Records excerpted from a collection:
★ ★ ★ ★ ★
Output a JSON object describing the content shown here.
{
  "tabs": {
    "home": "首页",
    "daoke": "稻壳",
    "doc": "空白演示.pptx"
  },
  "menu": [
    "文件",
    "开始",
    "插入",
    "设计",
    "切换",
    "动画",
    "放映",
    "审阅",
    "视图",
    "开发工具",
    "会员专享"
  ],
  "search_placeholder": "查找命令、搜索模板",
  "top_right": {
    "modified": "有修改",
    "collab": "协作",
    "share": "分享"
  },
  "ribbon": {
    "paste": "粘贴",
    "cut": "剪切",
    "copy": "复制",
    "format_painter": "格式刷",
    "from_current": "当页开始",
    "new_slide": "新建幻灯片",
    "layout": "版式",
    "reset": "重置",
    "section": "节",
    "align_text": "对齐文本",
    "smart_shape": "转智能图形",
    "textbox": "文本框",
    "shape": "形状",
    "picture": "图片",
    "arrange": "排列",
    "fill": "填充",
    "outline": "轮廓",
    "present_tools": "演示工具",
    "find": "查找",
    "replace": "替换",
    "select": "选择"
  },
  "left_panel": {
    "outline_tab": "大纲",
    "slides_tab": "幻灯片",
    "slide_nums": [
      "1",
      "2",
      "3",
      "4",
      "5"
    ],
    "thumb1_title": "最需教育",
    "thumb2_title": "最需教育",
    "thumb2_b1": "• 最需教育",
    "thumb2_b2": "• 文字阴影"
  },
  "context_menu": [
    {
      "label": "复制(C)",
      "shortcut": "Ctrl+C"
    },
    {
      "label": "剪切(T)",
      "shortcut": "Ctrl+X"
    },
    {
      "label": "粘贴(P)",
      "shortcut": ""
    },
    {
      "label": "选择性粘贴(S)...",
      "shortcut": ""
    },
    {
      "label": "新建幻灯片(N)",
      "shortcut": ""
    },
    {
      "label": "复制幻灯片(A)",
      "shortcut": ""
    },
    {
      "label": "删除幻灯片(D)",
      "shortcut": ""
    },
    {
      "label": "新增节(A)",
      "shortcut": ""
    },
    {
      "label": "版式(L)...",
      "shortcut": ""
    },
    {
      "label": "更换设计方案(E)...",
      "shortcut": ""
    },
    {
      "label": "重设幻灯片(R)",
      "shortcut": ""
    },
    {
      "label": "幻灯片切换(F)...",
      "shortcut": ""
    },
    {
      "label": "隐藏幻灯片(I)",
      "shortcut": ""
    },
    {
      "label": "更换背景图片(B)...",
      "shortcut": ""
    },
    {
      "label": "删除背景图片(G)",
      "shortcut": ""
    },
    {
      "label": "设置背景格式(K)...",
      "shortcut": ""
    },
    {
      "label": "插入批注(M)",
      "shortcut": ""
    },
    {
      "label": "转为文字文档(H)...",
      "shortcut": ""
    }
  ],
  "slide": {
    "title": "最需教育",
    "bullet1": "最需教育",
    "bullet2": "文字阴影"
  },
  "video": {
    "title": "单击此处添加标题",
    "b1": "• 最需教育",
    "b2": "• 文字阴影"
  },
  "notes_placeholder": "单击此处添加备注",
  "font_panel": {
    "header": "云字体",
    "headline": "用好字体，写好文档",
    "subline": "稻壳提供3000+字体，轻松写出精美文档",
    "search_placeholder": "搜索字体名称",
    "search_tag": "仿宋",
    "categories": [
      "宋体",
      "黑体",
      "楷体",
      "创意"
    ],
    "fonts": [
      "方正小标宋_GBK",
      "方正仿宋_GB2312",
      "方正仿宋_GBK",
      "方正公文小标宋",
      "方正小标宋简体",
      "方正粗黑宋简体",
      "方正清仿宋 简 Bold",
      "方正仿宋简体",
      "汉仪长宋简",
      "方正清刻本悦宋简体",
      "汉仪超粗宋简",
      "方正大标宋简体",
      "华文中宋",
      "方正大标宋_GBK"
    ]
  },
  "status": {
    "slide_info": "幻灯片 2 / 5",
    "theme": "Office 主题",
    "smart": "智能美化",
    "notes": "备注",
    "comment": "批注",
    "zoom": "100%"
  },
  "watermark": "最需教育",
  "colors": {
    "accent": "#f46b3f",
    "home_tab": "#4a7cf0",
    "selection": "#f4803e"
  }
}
★ ★ ★ ★ ★
** GOAL **
Word for word, write out the data.

** ANSWER TO THE EXERCISE **
Output a JSON object describing the content shown here.
{
  "tabs": {
    "home": "首页",
    "daoke": "稻壳",
    "doc": "空白演示.pptx"
  },
  "menu": [
    "文件",
    "开始",
    "插入",
    "设计",
    "切换",
    "动画",
    "放映",
    "审阅",
    "视图",
    "开发工具",
    "会员专享"
  ],
  "search_placeholder": "查找命令、搜索模板",
  "top_right": {
    "modified": "有修改",
    "collab": "协作",
    "share": "分享"
  },
  "ribbon": {
    "paste": "粘贴",
    "cut": "剪切",
    "copy": "复制",
    "format_painter": "格式刷",
    "from_current": "当页开始",
    "new_slide": "新建幻灯片",
    "layout": "版式",
    "reset": "重置",
    "section": "节",
    "align_text": "对齐文本",
    "smart_shape": "转智能图形",
    "textbox": "文本框",
    "shape": "形状",
    "picture": "图片",
    "arrange": "排列",
    "fill": "填充",
    "outline": "轮廓",
    "present_tools": "演示工具",
    "find": "查找",
    "replace": "替换",
    "select": "选择"
  },
  "left_panel": {
    "outline_tab": "大纲",
    "slides_tab": "幻灯片",
    "slide_nums": [
      "1",
      "2",
      "3",
      "4",
      "5"
    ],
    "thumb1_title": "最需教育",
    "thumb2_title": "最需教育",
    "thumb2_b1": "• 最需教育",
    "thumb2_b2": "• 文字阴影"
  },
  "context_menu": [
    {
      "label": "复制(C)",
      "shortcut": "Ctrl+C"
    },
    {
      "label": "剪切(T)",
      "shortcut": "Ctrl+X"
    },
    {
      "label": "粘贴(P)",
      "shortcut": ""
    },
    {
      "label": "选择性粘贴(S)...",
      "shortcut": ""
    },
    {
      "label": "新建幻灯片(N)",
      "shortcut": ""
    },
    {
      "label": "复制幻灯片(A)",
      "shortcut": ""
    },
    {
      "label": "删除幻灯片(D)",
      "shortcut": ""
    },
    {
      "label": "新增节(A)",
      "shortcut": ""
    },
    {
      "label": "版式(L)...",
      "shortcut": ""
    },
    {
      "label": "更换设计方案(E)...",
      "shortcut": ""
    },
    {
      "label": "重设幻灯片(R)",
      "shortcut": ""
    },
    {
      "label": "幻灯片切换(F)...",
      "shortcut": ""
    },
    {
      "label": "隐藏幻灯片(I)",
      "shortcut": ""
    },
    {
      "label": "更换背景图片(B)...",
      "shortcut": ""
    },
    {
      "label": "删除背景图片(G)",
      "shortcut": ""
    },
    {
      "label": "设置背景格式(K)...",
      "shortcut": ""
    },
    {
      "label": "插入批注(M)",
      "shortcut": ""
    },
    {
      "label": "转为文字文档(H)...",
      "shortcut": ""
    }
  ],
  "slide": {
    "title": "最需教育",
    "bullet1": "最需教育",
    "bullet2": "文字阴影"
  },
  "video": {
    "title": "单击此处添加标题",
    "b1": "• 最需教育",
    "b2": "• 文字阴影"
  },
  "notes_placeholder": "单击此处添加备注",
  "font_panel": {
    "header": "云字体",
    "headline": "用好字体，写好文档",
    "subline": "稻壳提供3000+字体，轻松写出精美文档",
    "search_placeholder": "搜索字体名称",
    "search_tag": "仿宋",
    "categories": [
      "宋体",
      "黑体",
      "楷体",
      "创意"
    ],
    "fonts": [
      "方正小标宋_GBK",
      "方正仿宋_GB2312",
      "方正仿宋_GBK",
      "方正公文小标宋",
      "方正小标宋简体",
      "方正粗黑宋简体",
      "方正清仿宋 简 Bold",
      "方正仿宋简体",
      "汉仪长宋简",
      "方正清刻本悦宋简体",
      "汉仪超粗宋简",
      "方正大标宋简体",
      "华文中宋",
      "方正大标宋_GBK"
    ]
  },
  "status": {
    "slide_info": "幻灯片 2 / 5",
    "theme": "Office 主题",
    "smart": "智能美化",
    "notes": "备注",
    "comment": "批注",
    "zoom": "100%"
  },
  "watermark": "最需教育",
  "colors": {
    "accent": "#f46b3f",
    "home_tab": "#4a7cf0",
    "selection": "#f4803e"
  }
}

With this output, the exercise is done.